TASKS:
**1.** Using the news report on the fighting at the refugee camp, answer these:
(a) In what part of Lebanon is the refugee camp where the Fatah Islam fighters were holed up?
(b) What kind of rockets did the militants unleash at the army on Friday?
(c) How many rockets crashed into the villages and groves near the camp?
**2.** Rewrite the stretch of the news report from "Published January 13, 2015" through "camp's bullet-punctured buildings.", with "Lebanese army" changed to "Lebanese military".

SELECTED TEXT:
Published January 13, 2015
Islamic militants fired back volleys of rockets at the Lebanese army on Friday as troops pounded the remaining suspected hideouts of the Fatah Islam fighters holed up in a Palestinian refugee camp in north Lebanon.
Regular artillery and tank fire could be seen falling on Nahr el-Bared, sending plumes of black smoke rising in the air over the refugee camp's bullet-punctured buildings.
Apparently trying to ease the military pressure and expand the battles outside the camp, the Al Qaeda-styled militants unleashed a volley of Katyusha rockets at the army on Friday.
A total of nine rockets crashed into villages neighboring the refugee camp, as well as in orange and grape groves, security officials and the state-run National News Agency said.
The rockets caused some damage but no casualties, said the officials, speaking on condition of anonymity because they were not authorized to talk to the media.
Fatah Islam gunmen also traded heavy fire with the troops circling them in the refugee camp, soldiers said.

SUPPLIED ENTRIES:

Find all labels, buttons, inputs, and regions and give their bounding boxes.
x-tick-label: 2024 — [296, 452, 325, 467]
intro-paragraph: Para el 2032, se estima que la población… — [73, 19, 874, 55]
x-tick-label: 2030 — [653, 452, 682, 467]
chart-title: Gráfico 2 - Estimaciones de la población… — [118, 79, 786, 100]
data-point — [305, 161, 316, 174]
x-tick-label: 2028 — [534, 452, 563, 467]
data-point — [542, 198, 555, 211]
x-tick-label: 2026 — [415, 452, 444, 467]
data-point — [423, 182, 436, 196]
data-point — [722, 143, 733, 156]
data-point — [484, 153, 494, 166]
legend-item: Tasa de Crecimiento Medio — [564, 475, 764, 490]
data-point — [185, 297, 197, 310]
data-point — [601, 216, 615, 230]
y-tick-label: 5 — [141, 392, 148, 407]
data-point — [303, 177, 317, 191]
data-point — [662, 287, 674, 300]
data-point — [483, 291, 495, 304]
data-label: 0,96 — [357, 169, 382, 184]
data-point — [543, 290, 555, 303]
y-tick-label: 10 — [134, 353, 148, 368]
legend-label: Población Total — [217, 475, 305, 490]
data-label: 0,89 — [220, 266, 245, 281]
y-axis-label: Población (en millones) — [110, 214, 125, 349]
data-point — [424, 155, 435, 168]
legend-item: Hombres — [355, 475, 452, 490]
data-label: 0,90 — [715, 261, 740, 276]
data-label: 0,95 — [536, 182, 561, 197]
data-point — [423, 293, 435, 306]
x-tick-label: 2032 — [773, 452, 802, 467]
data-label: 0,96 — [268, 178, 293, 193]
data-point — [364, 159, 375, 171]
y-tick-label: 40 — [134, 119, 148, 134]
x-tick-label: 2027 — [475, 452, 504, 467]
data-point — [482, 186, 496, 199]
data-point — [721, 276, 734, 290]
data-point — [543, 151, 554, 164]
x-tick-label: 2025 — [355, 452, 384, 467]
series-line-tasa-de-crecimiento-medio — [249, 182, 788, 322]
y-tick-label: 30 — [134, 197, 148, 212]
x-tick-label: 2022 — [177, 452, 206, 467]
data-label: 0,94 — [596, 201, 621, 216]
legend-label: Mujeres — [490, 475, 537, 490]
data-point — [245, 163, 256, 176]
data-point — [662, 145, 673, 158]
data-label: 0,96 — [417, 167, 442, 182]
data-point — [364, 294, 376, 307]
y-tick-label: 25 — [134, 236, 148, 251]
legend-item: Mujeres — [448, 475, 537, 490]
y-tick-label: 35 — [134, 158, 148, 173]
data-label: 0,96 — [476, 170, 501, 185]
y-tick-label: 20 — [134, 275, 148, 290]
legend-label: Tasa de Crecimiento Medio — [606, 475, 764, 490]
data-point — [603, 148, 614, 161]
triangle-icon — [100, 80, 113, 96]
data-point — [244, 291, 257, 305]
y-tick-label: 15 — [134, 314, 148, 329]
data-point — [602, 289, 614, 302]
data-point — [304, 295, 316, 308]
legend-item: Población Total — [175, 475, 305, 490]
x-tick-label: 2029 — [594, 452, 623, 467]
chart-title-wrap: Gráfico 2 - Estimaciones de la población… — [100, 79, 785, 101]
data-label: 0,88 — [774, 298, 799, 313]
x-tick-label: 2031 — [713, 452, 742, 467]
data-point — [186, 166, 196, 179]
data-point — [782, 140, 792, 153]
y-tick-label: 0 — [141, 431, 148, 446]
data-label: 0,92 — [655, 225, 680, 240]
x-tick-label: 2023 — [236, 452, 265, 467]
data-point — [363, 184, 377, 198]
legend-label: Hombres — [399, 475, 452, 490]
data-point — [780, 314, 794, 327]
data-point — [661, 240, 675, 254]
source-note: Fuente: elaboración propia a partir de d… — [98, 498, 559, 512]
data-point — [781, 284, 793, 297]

RESPONSES TO THE TASKS:
**1.**
(a) North Lebanon
(b) Katyusha rockets
(c) Nine

**2.**
Published January 13, 2015
Islamic militants fired back volleys of rockets at the Lebanese military on Friday as troops pounded the remaining suspected hideouts of the Fatah Islam fighters holed up in a Palestinian refugee camp in north Lebanon.
Regular artillery and tank fire could be seen falling on Nahr el-Bared, sending plumes of black smoke rising in the air over the refugee camp's bullet-punctured buildings.